**Data supplied**
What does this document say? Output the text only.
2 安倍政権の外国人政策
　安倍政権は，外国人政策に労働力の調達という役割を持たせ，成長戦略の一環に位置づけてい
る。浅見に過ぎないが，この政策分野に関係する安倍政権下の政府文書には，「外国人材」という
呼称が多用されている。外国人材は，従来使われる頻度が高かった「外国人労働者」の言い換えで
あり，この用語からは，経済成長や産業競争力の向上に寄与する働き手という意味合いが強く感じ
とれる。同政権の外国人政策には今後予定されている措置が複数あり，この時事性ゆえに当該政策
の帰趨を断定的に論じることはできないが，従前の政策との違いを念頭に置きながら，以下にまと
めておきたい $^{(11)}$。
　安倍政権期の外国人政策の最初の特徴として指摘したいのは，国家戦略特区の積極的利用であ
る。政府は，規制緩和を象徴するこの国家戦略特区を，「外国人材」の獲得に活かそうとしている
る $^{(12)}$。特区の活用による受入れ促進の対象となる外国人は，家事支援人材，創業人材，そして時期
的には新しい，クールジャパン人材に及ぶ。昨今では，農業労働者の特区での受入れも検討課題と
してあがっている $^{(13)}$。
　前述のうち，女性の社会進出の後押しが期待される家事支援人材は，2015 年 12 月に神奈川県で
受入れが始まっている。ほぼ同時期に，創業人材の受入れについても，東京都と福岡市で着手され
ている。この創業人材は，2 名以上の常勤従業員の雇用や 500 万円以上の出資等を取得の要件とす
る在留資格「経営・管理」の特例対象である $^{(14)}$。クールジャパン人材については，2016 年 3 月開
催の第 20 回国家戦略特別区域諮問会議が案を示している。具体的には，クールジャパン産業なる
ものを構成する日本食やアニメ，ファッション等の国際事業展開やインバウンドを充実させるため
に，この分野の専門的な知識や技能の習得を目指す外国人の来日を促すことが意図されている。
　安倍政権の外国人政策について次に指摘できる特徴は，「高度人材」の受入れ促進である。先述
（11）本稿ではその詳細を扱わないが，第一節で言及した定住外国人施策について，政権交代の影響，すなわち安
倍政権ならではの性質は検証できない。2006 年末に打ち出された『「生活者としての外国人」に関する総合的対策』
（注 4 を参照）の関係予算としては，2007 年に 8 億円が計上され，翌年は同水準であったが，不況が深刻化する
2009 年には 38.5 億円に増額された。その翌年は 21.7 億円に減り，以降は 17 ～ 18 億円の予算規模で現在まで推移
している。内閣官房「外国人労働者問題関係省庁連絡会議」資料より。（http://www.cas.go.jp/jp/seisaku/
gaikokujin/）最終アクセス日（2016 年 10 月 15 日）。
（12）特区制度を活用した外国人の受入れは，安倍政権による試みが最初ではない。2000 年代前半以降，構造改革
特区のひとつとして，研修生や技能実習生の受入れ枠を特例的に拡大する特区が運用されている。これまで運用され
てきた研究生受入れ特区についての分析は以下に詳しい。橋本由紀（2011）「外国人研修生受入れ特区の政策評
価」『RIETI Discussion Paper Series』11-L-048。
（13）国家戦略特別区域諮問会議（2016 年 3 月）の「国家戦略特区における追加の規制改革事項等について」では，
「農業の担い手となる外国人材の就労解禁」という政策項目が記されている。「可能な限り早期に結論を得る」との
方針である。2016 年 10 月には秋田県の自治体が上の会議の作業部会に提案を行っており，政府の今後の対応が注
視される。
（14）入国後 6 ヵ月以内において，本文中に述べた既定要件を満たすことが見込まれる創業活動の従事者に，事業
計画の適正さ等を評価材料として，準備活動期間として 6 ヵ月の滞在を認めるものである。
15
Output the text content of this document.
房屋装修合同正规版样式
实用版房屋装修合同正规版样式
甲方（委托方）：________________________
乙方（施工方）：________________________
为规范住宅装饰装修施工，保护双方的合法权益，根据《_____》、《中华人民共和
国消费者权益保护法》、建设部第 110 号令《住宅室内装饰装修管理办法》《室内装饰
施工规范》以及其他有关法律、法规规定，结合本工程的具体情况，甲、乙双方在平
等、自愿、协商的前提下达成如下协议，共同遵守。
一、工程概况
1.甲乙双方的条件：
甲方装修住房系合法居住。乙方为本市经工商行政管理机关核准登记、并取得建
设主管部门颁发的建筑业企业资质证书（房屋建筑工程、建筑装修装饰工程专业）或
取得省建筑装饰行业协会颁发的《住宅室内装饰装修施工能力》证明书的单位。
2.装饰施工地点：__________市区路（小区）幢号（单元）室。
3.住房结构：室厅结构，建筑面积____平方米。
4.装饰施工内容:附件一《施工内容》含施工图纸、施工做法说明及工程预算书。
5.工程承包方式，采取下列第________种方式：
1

**The exercise**
From the records above, pull out every line containing the word "this".

**Task solution**
What does this document say? Output the text only.
Output the text content of this document.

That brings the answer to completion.